■ **STORED DATA**
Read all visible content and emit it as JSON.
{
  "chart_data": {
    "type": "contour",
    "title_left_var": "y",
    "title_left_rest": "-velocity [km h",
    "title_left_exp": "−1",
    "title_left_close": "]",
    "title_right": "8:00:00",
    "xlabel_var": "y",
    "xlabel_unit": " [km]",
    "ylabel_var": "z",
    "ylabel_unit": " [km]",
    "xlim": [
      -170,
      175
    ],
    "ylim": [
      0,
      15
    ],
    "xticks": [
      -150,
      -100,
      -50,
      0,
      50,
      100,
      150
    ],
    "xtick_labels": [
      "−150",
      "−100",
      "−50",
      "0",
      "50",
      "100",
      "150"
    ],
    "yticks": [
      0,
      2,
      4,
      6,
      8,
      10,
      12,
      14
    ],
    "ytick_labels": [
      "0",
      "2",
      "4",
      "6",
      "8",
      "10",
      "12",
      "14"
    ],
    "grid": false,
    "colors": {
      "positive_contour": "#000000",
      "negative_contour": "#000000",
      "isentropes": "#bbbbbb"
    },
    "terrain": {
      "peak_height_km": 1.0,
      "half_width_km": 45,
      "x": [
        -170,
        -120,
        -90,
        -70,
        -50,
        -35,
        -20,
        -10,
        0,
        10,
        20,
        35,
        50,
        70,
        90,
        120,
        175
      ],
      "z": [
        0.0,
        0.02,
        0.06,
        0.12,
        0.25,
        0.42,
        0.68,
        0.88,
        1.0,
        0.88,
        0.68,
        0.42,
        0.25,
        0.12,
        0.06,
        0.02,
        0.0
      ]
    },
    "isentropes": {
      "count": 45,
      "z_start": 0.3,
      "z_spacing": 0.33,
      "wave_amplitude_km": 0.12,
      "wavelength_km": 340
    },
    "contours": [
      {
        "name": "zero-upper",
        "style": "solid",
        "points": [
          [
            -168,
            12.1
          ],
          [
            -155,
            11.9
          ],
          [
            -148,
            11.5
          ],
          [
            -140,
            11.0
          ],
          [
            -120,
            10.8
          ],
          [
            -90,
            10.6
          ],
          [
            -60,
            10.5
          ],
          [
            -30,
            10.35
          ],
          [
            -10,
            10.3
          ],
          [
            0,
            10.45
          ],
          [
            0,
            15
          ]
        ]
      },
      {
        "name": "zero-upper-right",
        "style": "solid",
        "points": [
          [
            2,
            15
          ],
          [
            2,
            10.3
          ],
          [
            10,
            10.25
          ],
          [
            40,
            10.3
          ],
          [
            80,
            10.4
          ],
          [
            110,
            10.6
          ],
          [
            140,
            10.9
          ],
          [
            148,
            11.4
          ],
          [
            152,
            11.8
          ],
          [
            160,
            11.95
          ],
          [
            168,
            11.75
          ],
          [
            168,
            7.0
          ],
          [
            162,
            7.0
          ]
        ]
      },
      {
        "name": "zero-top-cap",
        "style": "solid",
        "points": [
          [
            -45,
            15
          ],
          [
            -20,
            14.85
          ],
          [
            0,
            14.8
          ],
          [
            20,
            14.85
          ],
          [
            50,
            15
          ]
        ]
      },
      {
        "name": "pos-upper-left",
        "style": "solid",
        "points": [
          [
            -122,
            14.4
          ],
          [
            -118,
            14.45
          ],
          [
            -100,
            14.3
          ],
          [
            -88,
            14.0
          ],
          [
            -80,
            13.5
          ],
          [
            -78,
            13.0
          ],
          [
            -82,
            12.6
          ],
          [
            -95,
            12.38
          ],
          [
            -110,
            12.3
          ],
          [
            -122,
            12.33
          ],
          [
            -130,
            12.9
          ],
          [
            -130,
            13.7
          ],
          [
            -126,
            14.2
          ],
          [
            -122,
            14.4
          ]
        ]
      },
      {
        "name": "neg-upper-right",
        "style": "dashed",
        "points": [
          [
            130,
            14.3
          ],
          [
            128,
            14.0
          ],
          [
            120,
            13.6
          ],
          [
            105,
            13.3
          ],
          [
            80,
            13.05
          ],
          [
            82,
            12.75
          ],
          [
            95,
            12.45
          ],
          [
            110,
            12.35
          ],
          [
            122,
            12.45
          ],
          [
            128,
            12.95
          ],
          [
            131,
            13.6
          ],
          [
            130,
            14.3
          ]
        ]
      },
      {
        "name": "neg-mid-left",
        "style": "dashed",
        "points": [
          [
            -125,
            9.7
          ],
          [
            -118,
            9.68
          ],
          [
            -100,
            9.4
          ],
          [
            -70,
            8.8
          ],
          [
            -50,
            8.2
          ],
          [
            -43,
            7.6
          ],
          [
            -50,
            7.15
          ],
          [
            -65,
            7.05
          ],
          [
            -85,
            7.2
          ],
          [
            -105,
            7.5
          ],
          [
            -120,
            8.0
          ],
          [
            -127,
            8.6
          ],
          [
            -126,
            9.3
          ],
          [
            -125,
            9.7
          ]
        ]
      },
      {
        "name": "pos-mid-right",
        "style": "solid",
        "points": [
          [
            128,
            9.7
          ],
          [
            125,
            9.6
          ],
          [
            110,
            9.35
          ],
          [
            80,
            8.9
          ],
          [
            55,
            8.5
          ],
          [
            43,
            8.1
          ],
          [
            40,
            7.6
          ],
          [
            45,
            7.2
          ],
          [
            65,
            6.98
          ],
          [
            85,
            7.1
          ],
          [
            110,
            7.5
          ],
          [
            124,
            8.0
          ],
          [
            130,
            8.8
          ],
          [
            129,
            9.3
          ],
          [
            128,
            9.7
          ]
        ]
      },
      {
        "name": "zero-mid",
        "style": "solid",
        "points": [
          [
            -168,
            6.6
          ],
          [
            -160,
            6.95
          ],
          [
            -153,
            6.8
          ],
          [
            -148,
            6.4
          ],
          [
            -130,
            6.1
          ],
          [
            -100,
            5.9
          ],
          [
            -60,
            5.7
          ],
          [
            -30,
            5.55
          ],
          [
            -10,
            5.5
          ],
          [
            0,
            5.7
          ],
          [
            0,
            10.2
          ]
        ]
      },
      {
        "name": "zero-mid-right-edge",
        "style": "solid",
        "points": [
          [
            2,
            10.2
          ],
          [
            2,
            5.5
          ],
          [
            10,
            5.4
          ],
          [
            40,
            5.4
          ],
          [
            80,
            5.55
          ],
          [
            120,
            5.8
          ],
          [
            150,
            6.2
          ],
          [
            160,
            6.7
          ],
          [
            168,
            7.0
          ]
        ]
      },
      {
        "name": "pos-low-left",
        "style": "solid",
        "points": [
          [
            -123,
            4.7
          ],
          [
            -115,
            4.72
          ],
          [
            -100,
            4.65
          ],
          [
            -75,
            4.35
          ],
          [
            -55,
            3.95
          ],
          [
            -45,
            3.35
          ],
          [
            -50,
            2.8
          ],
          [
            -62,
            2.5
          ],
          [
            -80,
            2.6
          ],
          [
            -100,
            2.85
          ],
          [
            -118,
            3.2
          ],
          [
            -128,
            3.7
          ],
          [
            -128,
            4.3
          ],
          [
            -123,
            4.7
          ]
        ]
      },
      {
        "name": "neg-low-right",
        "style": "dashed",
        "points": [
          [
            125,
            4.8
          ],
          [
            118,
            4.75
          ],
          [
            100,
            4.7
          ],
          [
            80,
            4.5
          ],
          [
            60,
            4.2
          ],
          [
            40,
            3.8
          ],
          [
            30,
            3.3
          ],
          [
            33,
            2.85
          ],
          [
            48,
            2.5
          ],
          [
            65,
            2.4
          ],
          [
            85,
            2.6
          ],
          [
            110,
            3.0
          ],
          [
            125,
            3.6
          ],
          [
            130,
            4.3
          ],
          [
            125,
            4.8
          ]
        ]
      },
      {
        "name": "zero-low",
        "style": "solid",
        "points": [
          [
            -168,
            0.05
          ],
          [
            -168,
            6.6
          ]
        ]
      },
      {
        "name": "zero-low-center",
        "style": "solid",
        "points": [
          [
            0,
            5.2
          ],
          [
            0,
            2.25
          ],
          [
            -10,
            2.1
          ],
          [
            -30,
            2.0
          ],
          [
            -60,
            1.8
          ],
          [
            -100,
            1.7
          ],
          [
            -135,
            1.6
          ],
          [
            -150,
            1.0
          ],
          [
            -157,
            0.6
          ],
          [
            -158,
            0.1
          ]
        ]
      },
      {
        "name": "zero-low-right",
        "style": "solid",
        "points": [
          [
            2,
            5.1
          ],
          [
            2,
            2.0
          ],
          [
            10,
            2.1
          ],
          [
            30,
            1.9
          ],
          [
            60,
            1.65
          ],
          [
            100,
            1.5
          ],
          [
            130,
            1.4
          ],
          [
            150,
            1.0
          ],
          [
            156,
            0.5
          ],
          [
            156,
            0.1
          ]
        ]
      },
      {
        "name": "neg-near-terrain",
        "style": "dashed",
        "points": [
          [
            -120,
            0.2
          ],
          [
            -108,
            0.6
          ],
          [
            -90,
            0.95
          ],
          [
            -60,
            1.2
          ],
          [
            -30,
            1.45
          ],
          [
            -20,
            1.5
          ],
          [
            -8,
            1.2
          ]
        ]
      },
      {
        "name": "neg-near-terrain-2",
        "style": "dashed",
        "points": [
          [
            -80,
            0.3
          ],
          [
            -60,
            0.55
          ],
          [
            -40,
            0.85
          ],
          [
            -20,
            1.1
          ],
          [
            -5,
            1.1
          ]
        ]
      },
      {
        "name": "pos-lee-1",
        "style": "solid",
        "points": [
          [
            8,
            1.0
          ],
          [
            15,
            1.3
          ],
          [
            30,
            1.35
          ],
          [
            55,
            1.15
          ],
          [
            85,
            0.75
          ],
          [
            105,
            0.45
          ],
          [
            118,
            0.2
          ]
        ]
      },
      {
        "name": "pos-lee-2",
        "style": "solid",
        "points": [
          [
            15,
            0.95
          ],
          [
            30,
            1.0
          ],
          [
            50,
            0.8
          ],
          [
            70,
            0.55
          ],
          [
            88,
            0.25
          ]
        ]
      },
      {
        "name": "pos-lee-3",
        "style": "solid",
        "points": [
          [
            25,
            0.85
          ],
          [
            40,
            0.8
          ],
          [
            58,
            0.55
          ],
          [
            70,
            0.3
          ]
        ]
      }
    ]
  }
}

■ **WHAT IS ASKED**
Show every line of the records above that contains the word "zero".

■ **EXPECTED OUTPUT**
        "name": "zero-upper",
        "name": "zero-upper-right",
        "name": "zero-top-cap",
        "name": "zero-mid",
        "name": "zero-mid-right-edge",
        "name": "zero-low",
        "name": "zero-low-center",
        "name": "zero-low-right",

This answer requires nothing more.